● **WORK REQUIRED**: Restate all of the entries exactly, dropping any pictures they hold.

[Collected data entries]
= = = = = = =
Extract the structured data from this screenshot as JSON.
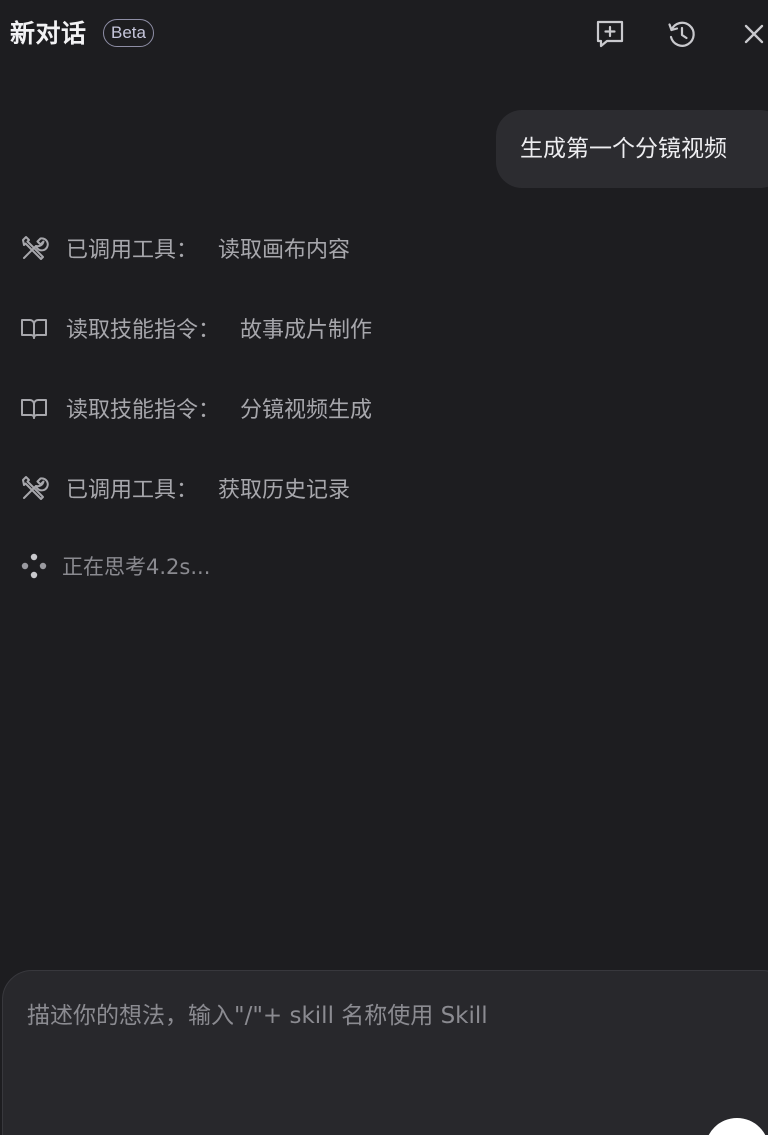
{
  "header": {
    "title": "新对话",
    "badge": "Beta",
    "icons": [
      "new-chat-icon",
      "history-icon",
      "close-icon"
    ]
  },
  "messages": {
    "user": "生成第一个分镜视频"
  },
  "steps": [
    {
      "icon": "tools-icon",
      "prefix": "已调用工具：",
      "detail": "读取画布内容"
    },
    {
      "icon": "book-icon",
      "prefix": "读取技能指令：",
      "detail": "故事成片制作"
    },
    {
      "icon": "book-icon",
      "prefix": "读取技能指令：",
      "detail": "分镜视频生成"
    },
    {
      "icon": "tools-icon",
      "prefix": "已调用工具：",
      "detail": "获取历史记录"
    }
  ],
  "thinking": {
    "icon": "thinking-dots-icon",
    "text": "正在思考4.2s..."
  },
  "input": {
    "value": "",
    "placeholder": "描述你的想法，输入\"/\"+ skill 名称使用 Skill"
  },
  "colors": {
    "background": "#1d1d20",
    "bubble": "#2c2c30",
    "input_panel": "#28282c",
    "muted_text": "#a7a7ac"
  }
}
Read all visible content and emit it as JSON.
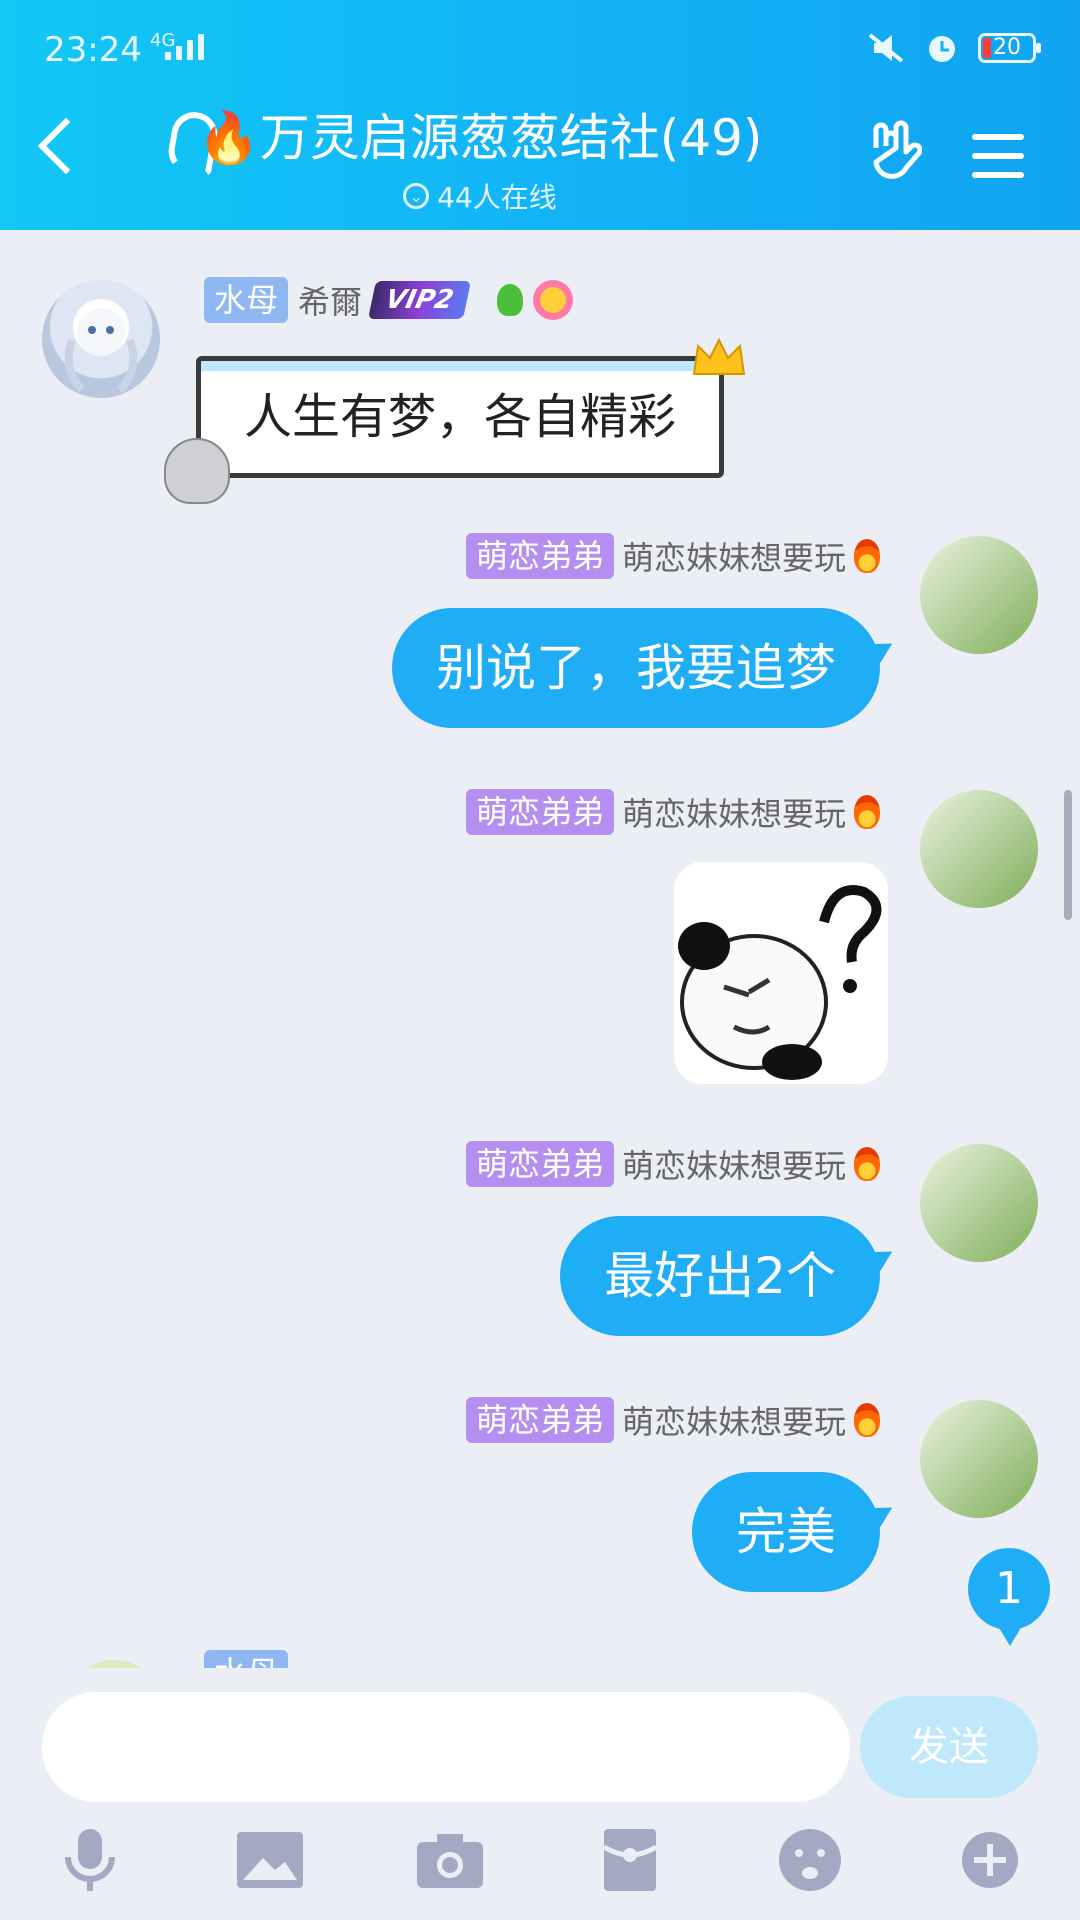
{
  "status": {
    "time": "23:24",
    "network": "4G",
    "battery": "20"
  },
  "header": {
    "title": "🔥万灵启源葱葱结社(49)",
    "online": "44人在线"
  },
  "messages": [
    {
      "side": "left",
      "tag": "水母",
      "name": "希爾",
      "badge": "VIP2",
      "text": "人生有梦，各自精彩"
    },
    {
      "side": "right",
      "tag": "萌恋弟弟",
      "name": "萌恋妹妹想要玩",
      "text": "别说了，我要追梦"
    },
    {
      "side": "right",
      "tag": "萌恋弟弟",
      "name": "萌恋妹妹想要玩",
      "image": "panda-question-sticker"
    },
    {
      "side": "right",
      "tag": "萌恋弟弟",
      "name": "萌恋妹妹想要玩",
      "text": "最好出2个"
    },
    {
      "side": "right",
      "tag": "萌恋弟弟",
      "name": "萌恋妹妹想要玩",
      "text": "完美"
    }
  ],
  "peek": {
    "tag": "水母"
  },
  "unread": "1",
  "input": {
    "placeholder": "",
    "send_label": "发送"
  },
  "toolbar": [
    "microphone-icon",
    "image-icon",
    "camera-icon",
    "red-packet-icon",
    "emoji-icon",
    "plus-icon"
  ],
  "colors": {
    "accent": "#1faef6",
    "tag_blue": "#8fb7f2",
    "tag_purple": "#b48ef0"
  }
}
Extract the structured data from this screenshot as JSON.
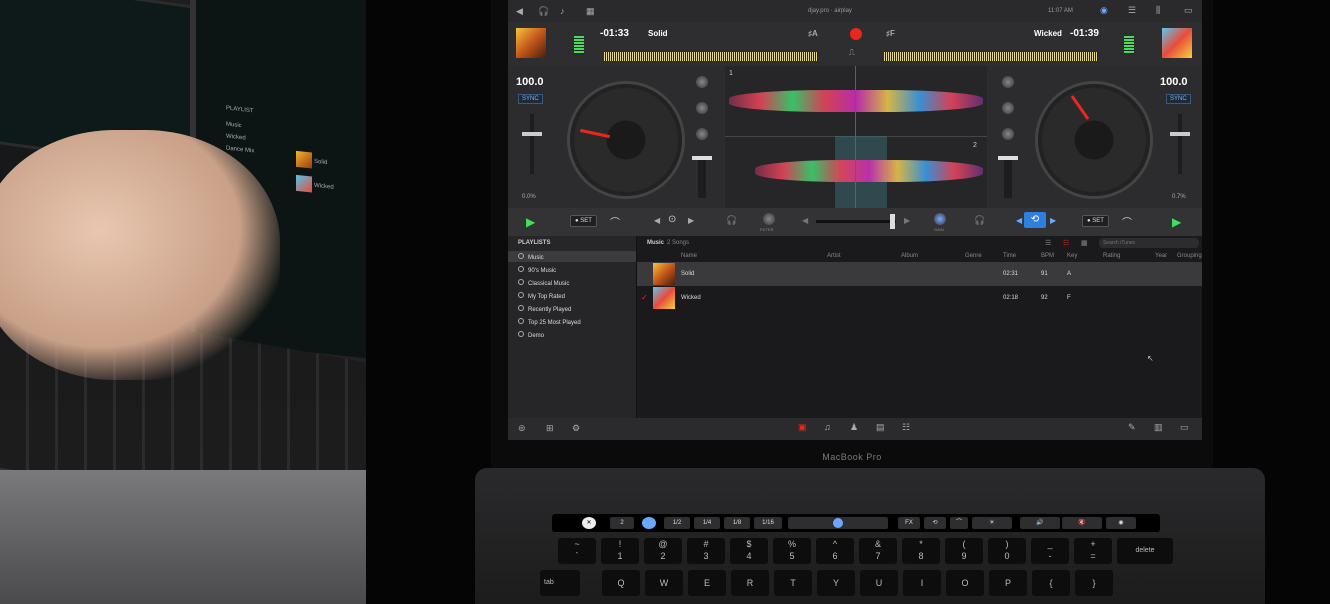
{
  "photo": {
    "playlist_label": "PLAYLIST",
    "items": [
      "Music",
      "Wicked",
      "Dance Mix"
    ],
    "thumb_labels": [
      "Solid",
      "Wicked"
    ]
  },
  "menubar": {
    "title": "djay.pro · airplay",
    "clock": "11:07 AM"
  },
  "deck_a": {
    "time": "-01:33",
    "track": "Solid",
    "key": "A",
    "bpm": "100.0",
    "sync": "SYNC",
    "pitch": "0.0%"
  },
  "deck_b": {
    "time": "-01:39",
    "track": "Wicked",
    "key": "F",
    "bpm": "100.0",
    "sync": "SYNC",
    "pitch": "0.7%"
  },
  "wave": {
    "deck_a_index": "1",
    "deck_b_index": "2"
  },
  "transport": {
    "set_label": "SET",
    "filter_label": "FILTER",
    "gain_label": "GAIN"
  },
  "browser": {
    "playlists_title": "PLAYLISTS",
    "playlists": [
      "Music",
      "90's Music",
      "Classical Music",
      "My Top Rated",
      "Recently Played",
      "Top 25 Most Played",
      "Demo"
    ],
    "crumb": "Music",
    "crumb_count": "2 Songs",
    "search_placeholder": "Search iTunes",
    "columns": [
      "Name",
      "Artist",
      "Album",
      "Genre",
      "Time",
      "BPM",
      "Key",
      "Rating",
      "Year",
      "Grouping"
    ],
    "rows": [
      {
        "name": "Solid",
        "time": "02:31",
        "bpm": "91",
        "key": "A"
      },
      {
        "name": "Wicked",
        "time": "02:18",
        "bpm": "92",
        "key": "F"
      }
    ]
  },
  "laptop": {
    "label": "MacBook Pro"
  },
  "touchbar": {
    "loop_values": [
      "2",
      "1/2",
      "1/4",
      "1/8",
      "1/16"
    ],
    "fx_label": "FX"
  },
  "keyboard": {
    "top": [
      "~",
      "!",
      "@",
      "#",
      "$",
      "%",
      "^",
      "&",
      "*",
      "(",
      ")",
      "_",
      "+"
    ],
    "bottom": [
      "`",
      "1",
      "2",
      "3",
      "4",
      "5",
      "6",
      "7",
      "8",
      "9",
      "0",
      "-",
      "="
    ],
    "delete_label": "delete",
    "letters": [
      "Q",
      "W",
      "E",
      "R",
      "T",
      "Y",
      "U",
      "I",
      "O",
      "P",
      "{",
      "}"
    ],
    "tab_label": "tab"
  }
}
= = = = = = =
● **TASK RESULT**:
Extract the structured data from this screenshot as JSON.
{
  "header": {
    "title": "新对话",
    "badge": "Beta",
    "icons": [
      "new-chat-icon",
      "history-icon",
      "close-icon"
    ]
  },
  "messages": {
    "user": "生成第一个分镜视频"
  },
  "steps": [
    {
      "icon": "tools-icon",
      "prefix": "已调用工具：",
      "detail": "读取画布内容"
    },
    {
      "icon": "book-icon",
      "prefix": "读取技能指令：",
      "detail": "故事成片制作"
    },
    {
      "icon": "book-icon",
      "prefix": "读取技能指令：",
      "detail": "分镜视频生成"
    },
    {
      "icon": "tools-icon",
      "prefix": "已调用工具：",
      "detail": "获取历史记录"
    }
  ],
  "thinking": {
    "icon": "thinking-dots-icon",
    "text": "正在思考4.2s..."
  },
  "input": {
    "value": "",
    "placeholder": "描述你的想法，输入\"/\"+ skill 名称使用 Skill"
  },
  "colors": {
    "background": "#1d1d20",
    "bubble": "#2c2c30",
    "input_panel": "#28282c",
    "muted_text": "#a7a7ac"
  }
}
Read all visible content and emit it as JSON.
{
  "status": {
    "time": "23:24",
    "network": "4G",
    "battery": "20"
  },
  "header": {
    "title": "🔥万灵启源葱葱结社(49)",
    "online": "44人在线"
  },
  "messages": [
    {
      "side": "left",
      "tag": "水母",
      "name": "希爾",
      "badge": "VIP2",
      "text": "人生有梦，各自精彩"
    },
    {
      "side": "right",
      "tag": "萌恋弟弟",
      "name": "萌恋妹妹想要玩",
      "text": "别说了，我要追梦"
    },
    {
      "side": "right",
      "tag": "萌恋弟弟",
      "name": "萌恋妹妹想要玩",
      "image": "panda-question-sticker"
    },
    {
      "side": "right",
      "tag": "萌恋弟弟",
      "name": "萌恋妹妹想要玩",
      "text": "最好出2个"
    },
    {
      "side": "right",
      "tag": "萌恋弟弟",
      "name": "萌恋妹妹想要玩",
      "text": "完美"
    }
  ],
  "peek": {
    "tag": "水母"
  },
  "unread": "1",
  "input": {
    "placeholder": "",
    "send_label": "发送"
  },
  "toolbar": [
    "microphone-icon",
    "image-icon",
    "camera-icon",
    "red-packet-icon",
    "emoji-icon",
    "plus-icon"
  ],
  "colors": {
    "accent": "#1faef6",
    "tag_blue": "#8fb7f2",
    "tag_purple": "#b48ef0"
  }
}
Extract the structured data from this screenshot as JSON.
{
  "photo": {
    "playlist_label": "PLAYLIST",
    "items": [
      "Music",
      "Wicked",
      "Dance Mix"
    ],
    "thumb_labels": [
      "Solid",
      "Wicked"
    ]
  },
  "menubar": {
    "title": "djay.pro · airplay",
    "clock": "11:07 AM"
  },
  "deck_a": {
    "time": "-01:33",
    "track": "Solid",
    "key": "A",
    "bpm": "100.0",
    "sync": "SYNC",
    "pitch": "0.0%"
  },
  "deck_b": {
    "time": "-01:39",
    "track": "Wicked",
    "key": "F",
    "bpm": "100.0",
    "sync": "SYNC",
    "pitch": "0.7%"
  },
  "wave": {
    "deck_a_index": "1",
    "deck_b_index": "2"
  },
  "transport": {
    "set_label": "SET",
    "filter_label": "FILTER",
    "gain_label": "GAIN"
  },
  "browser": {
    "playlists_title": "PLAYLISTS",
    "playlists": [
      "Music",
      "90's Music",
      "Classical Music",
      "My Top Rated",
      "Recently Played",
      "Top 25 Most Played",
      "Demo"
    ],
    "crumb": "Music",
    "crumb_count": "2 Songs",
    "search_placeholder": "Search iTunes",
    "columns": [
      "Name",
      "Artist",
      "Album",
      "Genre",
      "Time",
      "BPM",
      "Key",
      "Rating",
      "Year",
      "Grouping"
    ],
    "rows": [
      {
        "name": "Solid",
        "time": "02:31",
        "bpm": "91",
        "key": "A"
      },
      {
        "name": "Wicked",
        "time": "02:18",
        "bpm": "92",
        "key": "F"
      }
    ]
  },
  "laptop": {
    "label": "MacBook Pro"
  },
  "touchbar": {
    "loop_values": [
      "2",
      "1/2",
      "1/4",
      "1/8",
      "1/16"
    ],
    "fx_label": "FX"
  },
  "keyboard": {
    "top": [
      "~",
      "!",
      "@",
      "#",
      "$",
      "%",
      "^",
      "&",
      "*",
      "(",
      ")",
      "_",
      "+"
    ],
    "bottom": [
      "`",
      "1",
      "2",
      "3",
      "4",
      "5",
      "6",
      "7",
      "8",
      "9",
      "0",
      "-",
      "="
    ],
    "delete_label": "delete",
    "letters": [
      "Q",
      "W",
      "E",
      "R",
      "T",
      "Y",
      "U",
      "I",
      "O",
      "P",
      "{",
      "}"
    ],
    "tab_label": "tab"
  }
}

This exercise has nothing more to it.